**Problem statement:** Your task is to transcribe all of the data below exactly, omitting the images.

**Excerpted records:**
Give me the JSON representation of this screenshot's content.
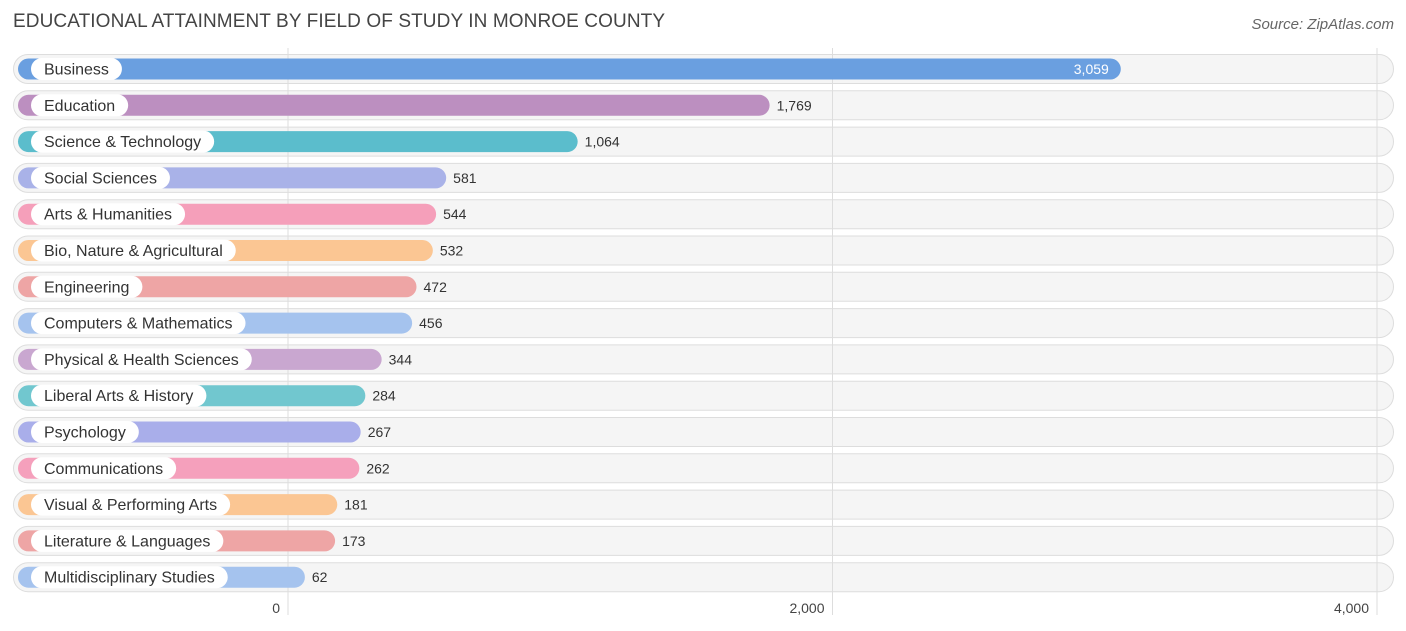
{
  "header": {
    "title": "EDUCATIONAL ATTAINMENT BY FIELD OF STUDY IN MONROE COUNTY",
    "source": "Source: ZipAtlas.com"
  },
  "chart_data": {
    "type": "bar",
    "orientation": "horizontal",
    "title": "EDUCATIONAL ATTAINMENT BY FIELD OF STUDY IN MONROE COUNTY",
    "xlabel": "",
    "ylabel": "",
    "xlim": [
      0,
      4000
    ],
    "ticks": [
      {
        "value": 0,
        "label": "0"
      },
      {
        "value": 2000,
        "label": "2,000"
      },
      {
        "value": 4000,
        "label": "4,000"
      }
    ],
    "grid": true,
    "categories": [
      "Business",
      "Education",
      "Science & Technology",
      "Social Sciences",
      "Arts & Humanities",
      "Bio, Nature & Agricultural",
      "Engineering",
      "Computers & Mathematics",
      "Physical & Health Sciences",
      "Liberal Arts & History",
      "Psychology",
      "Communications",
      "Visual & Performing Arts",
      "Literature & Languages",
      "Multidisciplinary Studies"
    ],
    "values": [
      3059,
      1769,
      1064,
      581,
      544,
      532,
      472,
      456,
      344,
      284,
      267,
      262,
      181,
      173,
      62
    ],
    "value_labels": [
      "3,059",
      "1,769",
      "1,064",
      "581",
      "544",
      "532",
      "472",
      "456",
      "344",
      "284",
      "267",
      "262",
      "181",
      "173",
      "62"
    ],
    "colors": [
      "#6a9fe0",
      "#bc8fc0",
      "#5bbdcc",
      "#a9b2e8",
      "#f59fba",
      "#fbc693",
      "#eea5a5",
      "#a5c3ee",
      "#c9a7d0",
      "#71c7cf",
      "#a9aeea",
      "#f5a0bc",
      "#fbc693",
      "#eea5a5",
      "#a5c3ee"
    ]
  }
}
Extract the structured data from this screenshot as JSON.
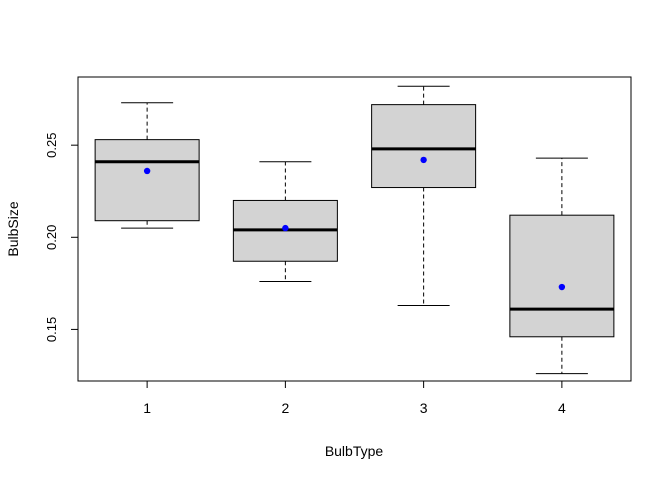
{
  "chart_data": {
    "type": "boxplot",
    "title": "",
    "xlabel": "BulbType",
    "ylabel": "BulbSize",
    "categories": [
      "1",
      "2",
      "3",
      "4"
    ],
    "ylim": [
      0.122,
      0.287
    ],
    "yticks": [
      0.15,
      0.2,
      0.25
    ],
    "ytick_labels": [
      "0.15",
      "0.20",
      "0.25"
    ],
    "grid": false,
    "box_fill": "#d3d3d3",
    "mean_color": "#0000ff",
    "boxes": [
      {
        "category": "1",
        "whisker_low": 0.205,
        "q1": 0.209,
        "median": 0.241,
        "q3": 0.253,
        "whisker_high": 0.273,
        "mean": 0.236
      },
      {
        "category": "2",
        "whisker_low": 0.176,
        "q1": 0.187,
        "median": 0.204,
        "q3": 0.22,
        "whisker_high": 0.241,
        "mean": 0.205
      },
      {
        "category": "3",
        "whisker_low": 0.163,
        "q1": 0.227,
        "median": 0.248,
        "q3": 0.272,
        "whisker_high": 0.282,
        "mean": 0.242
      },
      {
        "category": "4",
        "whisker_low": 0.126,
        "q1": 0.146,
        "median": 0.161,
        "q3": 0.212,
        "whisker_high": 0.243,
        "mean": 0.173
      }
    ]
  }
}
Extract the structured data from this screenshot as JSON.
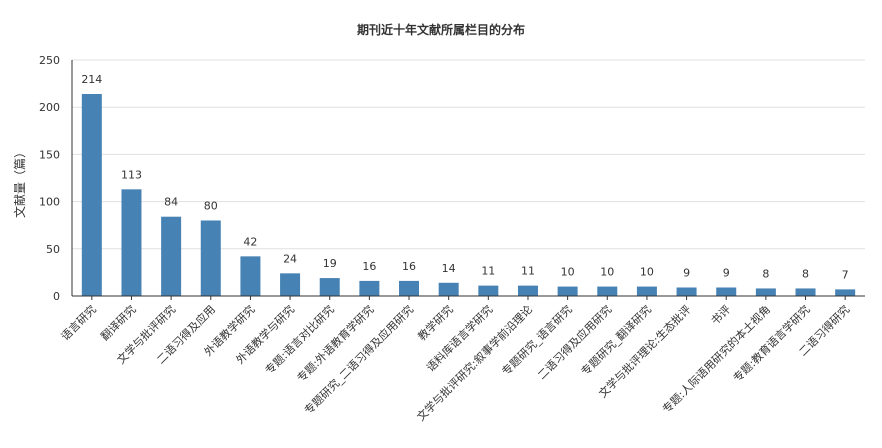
{
  "chart_data": {
    "type": "bar",
    "title": "期刊近十年文献所属栏目的分布",
    "xlabel": "",
    "ylabel": "文献量（篇）",
    "ylim": [
      0,
      250
    ],
    "yticks": [
      0,
      50,
      100,
      150,
      200,
      250
    ],
    "grid": true,
    "categories": [
      "语言研究",
      "翻译研究",
      "文学与批评研究",
      "二语习得及应用",
      "外语教学研究",
      "外语教学与研究",
      "专题:语言对比研究",
      "专题:外语教育学研究",
      "专题研究_二语习得及应用研究",
      "教学研究",
      "语料库语言学研究",
      "文学与批评研究:叙事学前沿理论",
      "专题研究_语言研究",
      "二语习得及应用研究",
      "专题研究_翻译研究",
      "文学与批评理论:生态批评",
      "书评",
      "专题:人际语用研究的本土视角",
      "专题:教育语言学研究",
      "二语习得研究"
    ],
    "values": [
      214,
      113,
      84,
      80,
      42,
      24,
      19,
      16,
      16,
      14,
      11,
      11,
      10,
      10,
      10,
      9,
      9,
      8,
      8,
      7
    ],
    "colors": {
      "bar": "#4682b4",
      "grid": "#e0e0e0",
      "axis": "#333333",
      "text": "#333333"
    }
  }
}
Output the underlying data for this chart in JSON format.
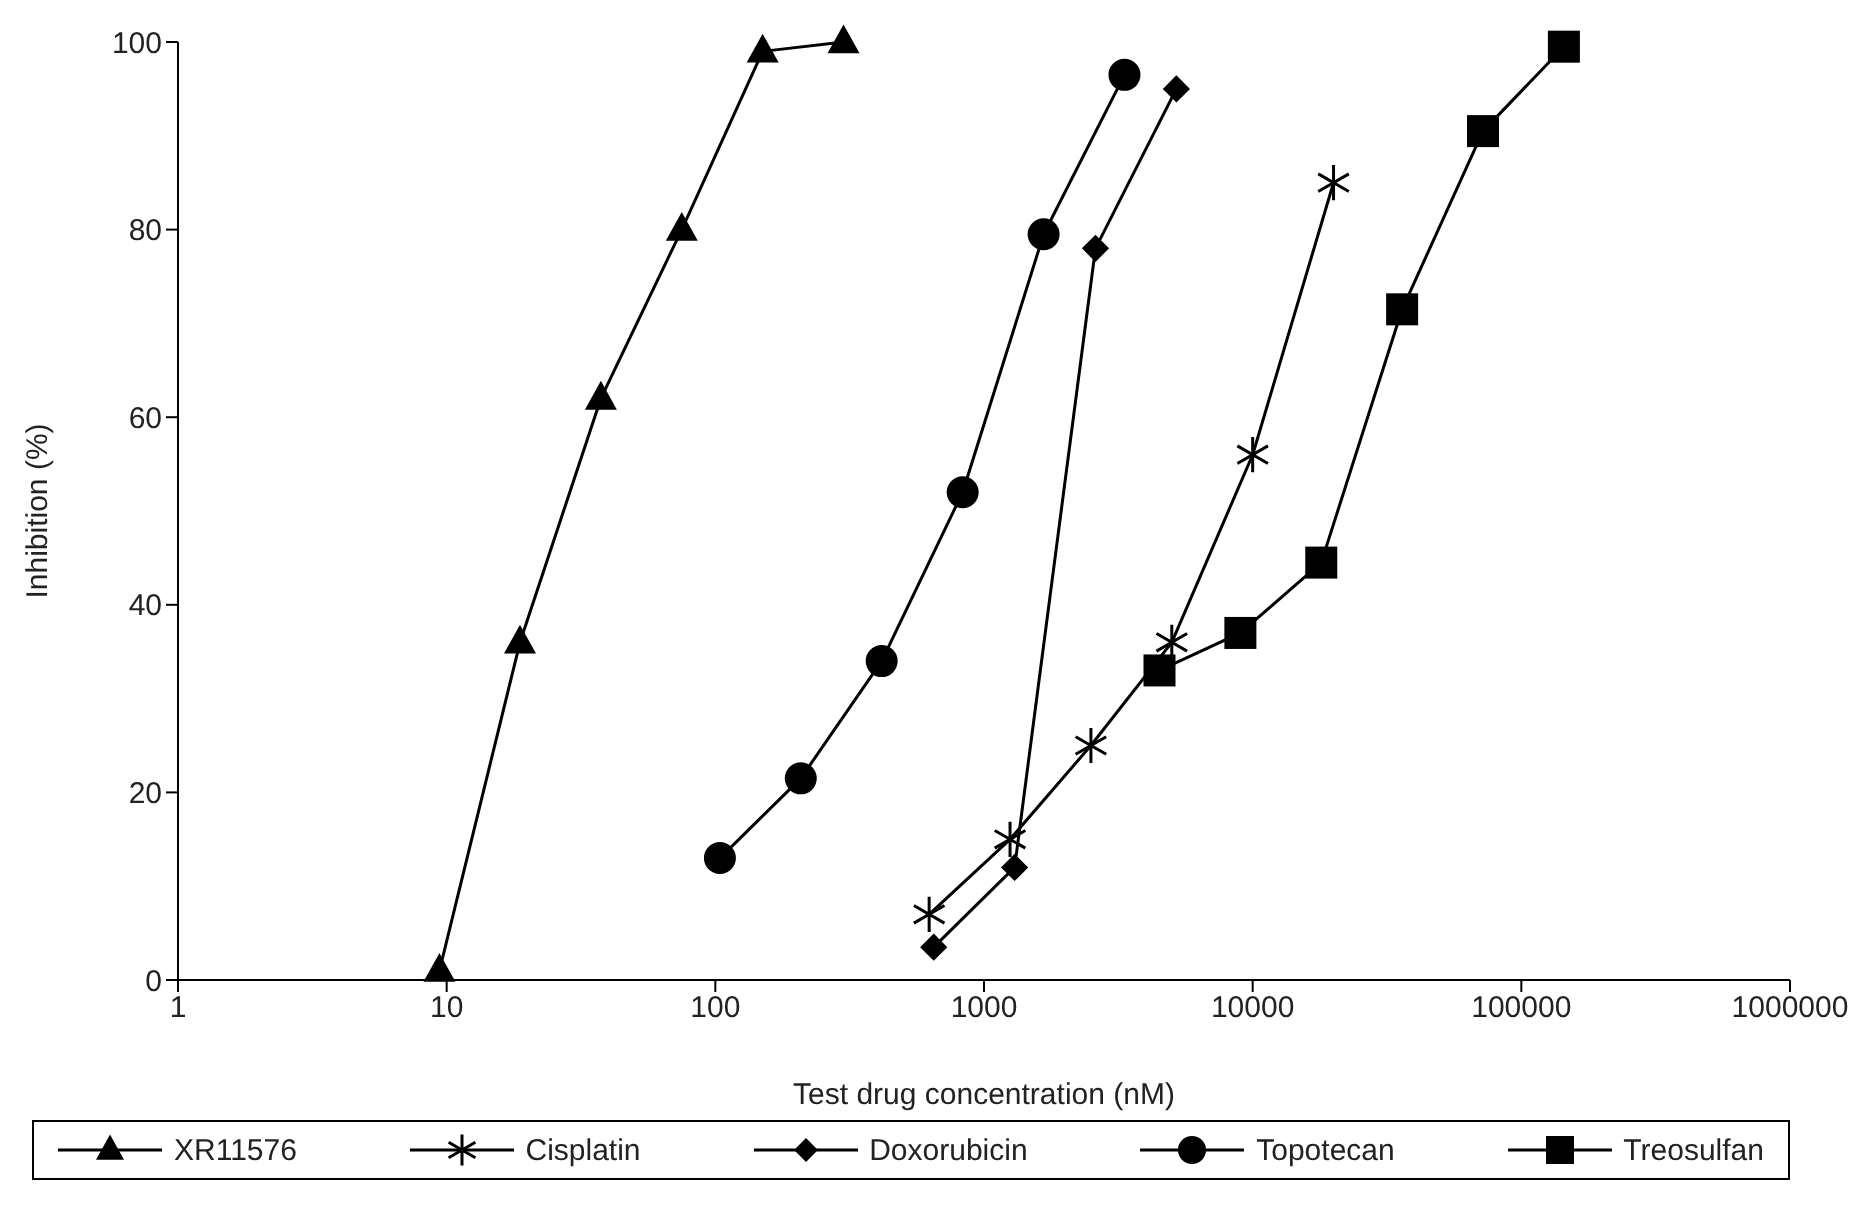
{
  "chart_data": {
    "type": "line",
    "xlabel": "Test drug concentration (nM)",
    "ylabel": "Inhibition (%)",
    "log": "x",
    "xlim": [
      1,
      1000000
    ],
    "xticks": [
      1,
      10,
      100,
      1000,
      10000,
      100000,
      1000000
    ],
    "ylim": [
      0,
      100
    ],
    "yticks": [
      0,
      20,
      40,
      60,
      80,
      100
    ],
    "grid": false,
    "legend": "bottom",
    "line_style": "solid",
    "series": [
      {
        "name": "XR11576",
        "color": "#000000",
        "marker": "triangle",
        "x": [
          9.4,
          18.75,
          37.5,
          75,
          150,
          300
        ],
        "values": [
          1,
          36,
          62,
          80,
          99,
          100
        ]
      },
      {
        "name": "Cisplatin",
        "color": "#000000",
        "marker": "cross",
        "x": [
          625,
          1250,
          2500,
          5000,
          10000,
          20000
        ],
        "values": [
          7,
          15,
          25,
          36,
          56,
          85
        ]
      },
      {
        "name": "Doxorubicin",
        "color": "#000000",
        "marker": "diamond",
        "x": [
          650,
          1300,
          2600,
          5200
        ],
        "values": [
          3.5,
          12,
          78,
          95
        ]
      },
      {
        "name": "Topotecan",
        "color": "#000000",
        "marker": "circle",
        "x": [
          104,
          208,
          416,
          833,
          1667,
          3333
        ],
        "values": [
          13,
          21.5,
          34,
          52,
          79.5,
          96.5
        ]
      },
      {
        "name": "Treosulfan",
        "color": "#000000",
        "marker": "square",
        "x": [
          4500,
          9000,
          18000,
          36000,
          72000,
          144000
        ],
        "values": [
          33,
          37,
          44.5,
          71.5,
          90.5,
          99.5
        ]
      }
    ]
  }
}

**Problem solution:**
Give me the JSON representation of this screenshot's content.
{
  "header": {
    "title": "EDUCATIONAL ATTAINMENT BY FIELD OF STUDY IN MONROE COUNTY",
    "source": "Source: ZipAtlas.com"
  },
  "chart_data": {
    "type": "bar",
    "orientation": "horizontal",
    "title": "EDUCATIONAL ATTAINMENT BY FIELD OF STUDY IN MONROE COUNTY",
    "xlabel": "",
    "ylabel": "",
    "xlim": [
      0,
      4000
    ],
    "ticks": [
      {
        "value": 0,
        "label": "0"
      },
      {
        "value": 2000,
        "label": "2,000"
      },
      {
        "value": 4000,
        "label": "4,000"
      }
    ],
    "grid": true,
    "categories": [
      "Business",
      "Education",
      "Science & Technology",
      "Social Sciences",
      "Arts & Humanities",
      "Bio, Nature & Agricultural",
      "Engineering",
      "Computers & Mathematics",
      "Physical & Health Sciences",
      "Liberal Arts & History",
      "Psychology",
      "Communications",
      "Visual & Performing Arts",
      "Literature & Languages",
      "Multidisciplinary Studies"
    ],
    "values": [
      3059,
      1769,
      1064,
      581,
      544,
      532,
      472,
      456,
      344,
      284,
      267,
      262,
      181,
      173,
      62
    ],
    "value_labels": [
      "3,059",
      "1,769",
      "1,064",
      "581",
      "544",
      "532",
      "472",
      "456",
      "344",
      "284",
      "267",
      "262",
      "181",
      "173",
      "62"
    ],
    "colors": [
      "#6a9fe0",
      "#bc8fc0",
      "#5bbdcc",
      "#a9b2e8",
      "#f59fba",
      "#fbc693",
      "#eea5a5",
      "#a5c3ee",
      "#c9a7d0",
      "#71c7cf",
      "#a9aeea",
      "#f5a0bc",
      "#fbc693",
      "#eea5a5",
      "#a5c3ee"
    ]
  }
}
Extract the structured data from this screenshot as JSON.
{
  "chart_data": {
    "type": "boxplot",
    "title": "",
    "xlabel": "BulbType",
    "ylabel": "BulbSize",
    "categories": [
      "1",
      "2",
      "3",
      "4"
    ],
    "ylim": [
      0.122,
      0.287
    ],
    "yticks": [
      0.15,
      0.2,
      0.25
    ],
    "ytick_labels": [
      "0.15",
      "0.20",
      "0.25"
    ],
    "grid": false,
    "box_fill": "#d3d3d3",
    "mean_color": "#0000ff",
    "boxes": [
      {
        "category": "1",
        "whisker_low": 0.205,
        "q1": 0.209,
        "median": 0.241,
        "q3": 0.253,
        "whisker_high": 0.273,
        "mean": 0.236
      },
      {
        "category": "2",
        "whisker_low": 0.176,
        "q1": 0.187,
        "median": 0.204,
        "q3": 0.22,
        "whisker_high": 0.241,
        "mean": 0.205
      },
      {
        "category": "3",
        "whisker_low": 0.163,
        "q1": 0.227,
        "median": 0.248,
        "q3": 0.272,
        "whisker_high": 0.282,
        "mean": 0.242
      },
      {
        "category": "4",
        "whisker_low": 0.126,
        "q1": 0.146,
        "median": 0.161,
        "q3": 0.212,
        "whisker_high": 0.243,
        "mean": 0.173
      }
    ]
  }
}
Extract the structured data from this screenshot as JSON.
{
  "chart_data": {
    "type": "bar",
    "title": "期刊近十年文献所属栏目的分布",
    "xlabel": "",
    "ylabel": "文献量（篇）",
    "ylim": [
      0,
      250
    ],
    "yticks": [
      0,
      50,
      100,
      150,
      200,
      250
    ],
    "grid": true,
    "categories": [
      "语言研究",
      "翻译研究",
      "文学与批评研究",
      "二语习得及应用",
      "外语教学研究",
      "外语教学与研究",
      "专题:语言对比研究",
      "专题:外语教育学研究",
      "专题研究_二语习得及应用研究",
      "教学研究",
      "语料库语言学研究",
      "文学与批评研究:叙事学前沿理论",
      "专题研究_语言研究",
      "二语习得及应用研究",
      "专题研究_翻译研究",
      "文学与批评理论:生态批评",
      "书评",
      "专题:人际语用研究的本土视角",
      "专题:教育语言学研究",
      "二语习得研究"
    ],
    "values": [
      214,
      113,
      84,
      80,
      42,
      24,
      19,
      16,
      16,
      14,
      11,
      11,
      10,
      10,
      10,
      9,
      9,
      8,
      8,
      7
    ],
    "colors": {
      "bar": "#4682b4",
      "grid": "#e0e0e0",
      "axis": "#333333",
      "text": "#333333"
    }
  }
}
Output the underlying data for this chart in JSON format.
{
  "chart_data": {
    "type": "line",
    "xlabel": "Test drug concentration (nM)",
    "ylabel": "Inhibition (%)",
    "log": "x",
    "xlim": [
      1,
      1000000
    ],
    "xticks": [
      1,
      10,
      100,
      1000,
      10000,
      100000,
      1000000
    ],
    "ylim": [
      0,
      100
    ],
    "yticks": [
      0,
      20,
      40,
      60,
      80,
      100
    ],
    "grid": false,
    "legend": "bottom",
    "line_style": "solid",
    "series": [
      {
        "name": "XR11576",
        "color": "#000000",
        "marker": "triangle",
        "x": [
          9.4,
          18.75,
          37.5,
          75,
          150,
          300
        ],
        "values": [
          1,
          36,
          62,
          80,
          99,
          100
        ]
      },
      {
        "name": "Cisplatin",
        "color": "#000000",
        "marker": "cross",
        "x": [
          625,
          1250,
          2500,
          5000,
          10000,
          20000
        ],
        "values": [
          7,
          15,
          25,
          36,
          56,
          85
        ]
      },
      {
        "name": "Doxorubicin",
        "color": "#000000",
        "marker": "diamond",
        "x": [
          650,
          1300,
          2600,
          5200
        ],
        "values": [
          3.5,
          12,
          78,
          95
        ]
      },
      {
        "name": "Topotecan",
        "color": "#000000",
        "marker": "circle",
        "x": [
          104,
          208,
          416,
          833,
          1667,
          3333
        ],
        "values": [
          13,
          21.5,
          34,
          52,
          79.5,
          96.5
        ]
      },
      {
        "name": "Treosulfan",
        "color": "#000000",
        "marker": "square",
        "x": [
          4500,
          9000,
          18000,
          36000,
          72000,
          144000
        ],
        "values": [
          33,
          37,
          44.5,
          71.5,
          90.5,
          99.5
        ]
      }
    ]
  }
}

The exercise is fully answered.